*** EXCERPTED TEXT Section Begins ***

Create an app that collects sensor data

Today, affordable platforms for developing interconnected products are enjoying widespread availability, and we've seen a push for increased JavaScript support in IoT technologies, with powerful companies like IBM, Google, Intel, Microsoft and Cisco opening up APIs for their products. The result is an expanded ecosystem of micro-controllers, data loggers connected to cloud services, and adaptable interfaces that parse data in real time, all of which present new opportunities for designers with client-side web skills. 

With that in mind, the aim of this tutorial is to design and build something that's not just 'neat', but is useful in the real world: an interconnected product (or service) that uploads weather data from a sensor into a local web server, and displays this data in an adaptive user interface in real time. This project illustrates how we can break away from direct manipulation in UI design, and demonstrates some ways designers can take their prototyping techniques beyond web servers and flat designs.

Take a look at the source files for this tutorial.

Sensors and microcontrollers

For this tutorial we'll use the Arduino microcontroller. This is a popular choice thanks to a cheap price, easy development kit and lots of online support. To set up your microcontroller on your computer, download the development environment (the IDE option) here. The microcontroller plugs into your computer with a USB cable that also powers it. Arduino code is known as sketches, which are written in C++-based code to parse data coming in from sensors.

Our sample application comprises a sensor (1), microcontroller (2), web API (3), and an adaptive UI (4)

As we're designing an app that reads weather data, I've used the LM35 temperature sensor. This is a good, affordable option, but just like with microcontrollers there are plenty to choose from. Set up the LM35 sensor, along with jumper wires and breadboard as per these instructions.

The microcontroller works with a sketch file that creates a data feed from the LM35 temperature sensor directly into your local file system. To set this up, first you need to declare a variable to hold analogue data from the sensor (a variable is a way of naming and storing a value for later use by the program – in this case data from a sensor). 

Declare a setup() function that communicates with the serial port in your laptop. This is called when an Arduino sketch starts, and it will record to the serial window. The serial port is used for communication between the Arduino board and your laptop. 

Next, we need to set the baud rate – the rate at which information is transferred. We want a rate of 9600, which means the serial port is capable of transferring a maximum of 9600 bits per second from the signal, originating in the LM35 temperature sensor, travelling through the USB cable into your laptop. Convert the captured raw sensor data first into temperature format, then from integer to text to be inserted into JSON and held in memory. 

Finally, loop the above function so the sensor collects temperature data continuously. The Arduino microcontroller will run uninterrupted in the background, collecting temperature data in your laptop's serial port.

A typical Arduino set-up, consisting of cables, wires, pins, sensors and a USB laptop connection

A web-based API

Once the temperature reading is recorded in memory, a timestamp needs to be added to it before inserting it into the JSON format. To begin, we need to establish the location where the JSON file will reside, and open that file at short intervals to append the readings.

*** EXCERPTED TEXT Section Ends ***
*** RECORD SET Section Begins ***

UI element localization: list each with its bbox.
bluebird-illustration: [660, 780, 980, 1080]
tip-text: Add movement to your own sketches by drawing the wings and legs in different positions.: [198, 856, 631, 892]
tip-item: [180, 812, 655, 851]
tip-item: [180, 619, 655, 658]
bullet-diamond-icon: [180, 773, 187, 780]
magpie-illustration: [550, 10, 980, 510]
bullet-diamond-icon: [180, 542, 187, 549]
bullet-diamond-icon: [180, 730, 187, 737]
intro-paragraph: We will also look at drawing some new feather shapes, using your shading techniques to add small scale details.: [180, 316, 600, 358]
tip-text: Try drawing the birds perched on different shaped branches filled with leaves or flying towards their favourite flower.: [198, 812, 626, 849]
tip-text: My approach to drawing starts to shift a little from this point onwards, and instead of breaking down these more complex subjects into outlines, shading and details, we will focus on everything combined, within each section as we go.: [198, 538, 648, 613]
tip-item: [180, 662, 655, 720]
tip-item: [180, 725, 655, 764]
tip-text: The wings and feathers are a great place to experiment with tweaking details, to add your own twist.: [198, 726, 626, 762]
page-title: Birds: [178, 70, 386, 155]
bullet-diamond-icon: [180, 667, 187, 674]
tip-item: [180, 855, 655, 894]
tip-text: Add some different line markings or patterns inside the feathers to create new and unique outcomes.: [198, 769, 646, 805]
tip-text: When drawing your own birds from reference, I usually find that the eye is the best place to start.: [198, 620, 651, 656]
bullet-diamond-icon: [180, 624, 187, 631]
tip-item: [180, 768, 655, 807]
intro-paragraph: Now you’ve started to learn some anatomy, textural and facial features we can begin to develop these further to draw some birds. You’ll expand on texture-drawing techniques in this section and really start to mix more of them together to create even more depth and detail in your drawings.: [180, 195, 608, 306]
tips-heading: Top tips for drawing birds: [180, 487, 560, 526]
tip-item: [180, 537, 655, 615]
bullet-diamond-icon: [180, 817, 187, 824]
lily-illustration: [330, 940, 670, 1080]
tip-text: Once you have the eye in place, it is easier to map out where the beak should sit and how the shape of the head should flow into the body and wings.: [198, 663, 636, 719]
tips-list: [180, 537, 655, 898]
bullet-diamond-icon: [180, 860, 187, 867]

*** RECORD SET Section Ends ***

* **BRIEF**:
Restate the stretch of the sensor-data tutorial from "Next, we need" through "held in memory.", using "data rate" in place of "baud rate".

* **ANSWER AREA**:
Next, we need to set the data rate – the rate at which information is transferred. We want a rate of 9600, which means the serial port is capable of transferring a maximum of 9600 bits per second from the signal, originating in the LM35 temperature sensor, travelling through the USB cable into your laptop. Convert the captured raw sensor data first into temperature format, then from integer to text to be inserted into JSON and held in memory.